WHAT YOU WILL DO -
From the entries below, count the lines with "title". Write only the count.
§
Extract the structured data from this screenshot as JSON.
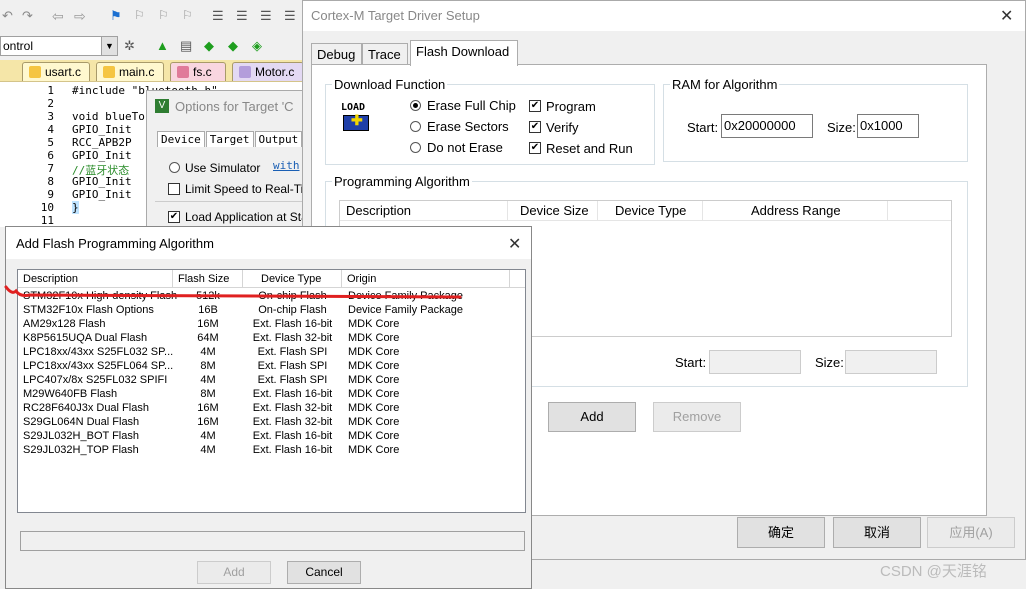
{
  "ide": {
    "combo_text": "ontrol",
    "file_tabs": [
      {
        "label": "usart.c",
        "color": "#f5c542"
      },
      {
        "label": "main.c",
        "color": "#f5c542"
      },
      {
        "label": "fs.c",
        "color": "#e07b9a"
      },
      {
        "label": "Motor.c",
        "color": "#b39ddb"
      }
    ],
    "line_numbers": [
      "1",
      "2",
      "3",
      "4",
      "5",
      "6",
      "7",
      "8",
      "9",
      "10",
      "11"
    ],
    "code_lines": [
      "#include \"bluetooth.h\"",
      "",
      "void blueTo",
      "  GPIO_Init",
      "  RCC_APB2P",
      "  GPIO_Init",
      "  //蓝牙状态",
      "  GPIO_Init",
      "  GPIO_Init",
      "}",
      ""
    ],
    "options_dialog": {
      "title": "Options for Target 'C",
      "tabs": [
        "Device",
        "Target",
        "Output"
      ],
      "use_simulator": "Use Simulator",
      "with_link": "with",
      "limit_speed": "Limit Speed to Real-Time",
      "load_app": "Load Application at Start"
    }
  },
  "cortex": {
    "title": "Cortex-M Target Driver Setup",
    "tabs": [
      "Debug",
      "Trace",
      "Flash Download"
    ],
    "active_tab": "Flash Download",
    "download_function": {
      "label": "Download Function",
      "load_icon_text": "LOAD",
      "radios": [
        {
          "label": "Erase Full Chip",
          "checked": true
        },
        {
          "label": "Erase Sectors",
          "checked": false
        },
        {
          "label": "Do not Erase",
          "checked": false
        }
      ],
      "checks": [
        {
          "label": "Program",
          "checked": true
        },
        {
          "label": "Verify",
          "checked": true
        },
        {
          "label": "Reset and Run",
          "checked": true
        }
      ]
    },
    "ram": {
      "label": "RAM for Algorithm",
      "start_label": "Start:",
      "start_value": "0x20000000",
      "size_label": "Size:",
      "size_value": "0x1000"
    },
    "programming": {
      "label": "Programming Algorithm",
      "columns": [
        "Description",
        "Device Size",
        "Device Type",
        "Address Range"
      ],
      "start_label": "Start:",
      "size_label": "Size:"
    },
    "add_label": "Add",
    "remove_label": "Remove",
    "ok_label": "确定",
    "cancel_label": "取消",
    "apply_label": "应用(A)"
  },
  "addflash": {
    "title": "Add Flash Programming Algorithm",
    "columns": [
      "Description",
      "Flash Size",
      "Device Type",
      "Origin"
    ],
    "rows": [
      [
        "STM32F10x High-density Flash",
        "512k",
        "On-chip Flash",
        "Device Family Package"
      ],
      [
        "STM32F10x Flash Options",
        "16B",
        "On-chip Flash",
        "Device Family Package"
      ],
      [
        "AM29x128 Flash",
        "16M",
        "Ext. Flash 16-bit",
        "MDK Core"
      ],
      [
        "K8P5615UQA Dual Flash",
        "64M",
        "Ext. Flash 32-bit",
        "MDK Core"
      ],
      [
        "LPC18xx/43xx S25FL032 SP...",
        "4M",
        "Ext. Flash SPI",
        "MDK Core"
      ],
      [
        "LPC18xx/43xx S25FL064 SP...",
        "8M",
        "Ext. Flash SPI",
        "MDK Core"
      ],
      [
        "LPC407x/8x S25FL032 SPIFI",
        "4M",
        "Ext. Flash SPI",
        "MDK Core"
      ],
      [
        "M29W640FB Flash",
        "8M",
        "Ext. Flash 16-bit",
        "MDK Core"
      ],
      [
        "RC28F640J3x Dual Flash",
        "16M",
        "Ext. Flash 32-bit",
        "MDK Core"
      ],
      [
        "S29GL064N Dual Flash",
        "16M",
        "Ext. Flash 32-bit",
        "MDK Core"
      ],
      [
        "S29JL032H_BOT Flash",
        "4M",
        "Ext. Flash 16-bit",
        "MDK Core"
      ],
      [
        "S29JL032H_TOP Flash",
        "4M",
        "Ext. Flash 16-bit",
        "MDK Core"
      ]
    ],
    "add_label": "Add",
    "cancel_label": "Cancel"
  },
  "watermark": "CSDN @天涯铭",
  "annotation_color": "#e02020"
}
§
RESULT OF THE EXERCISE -
3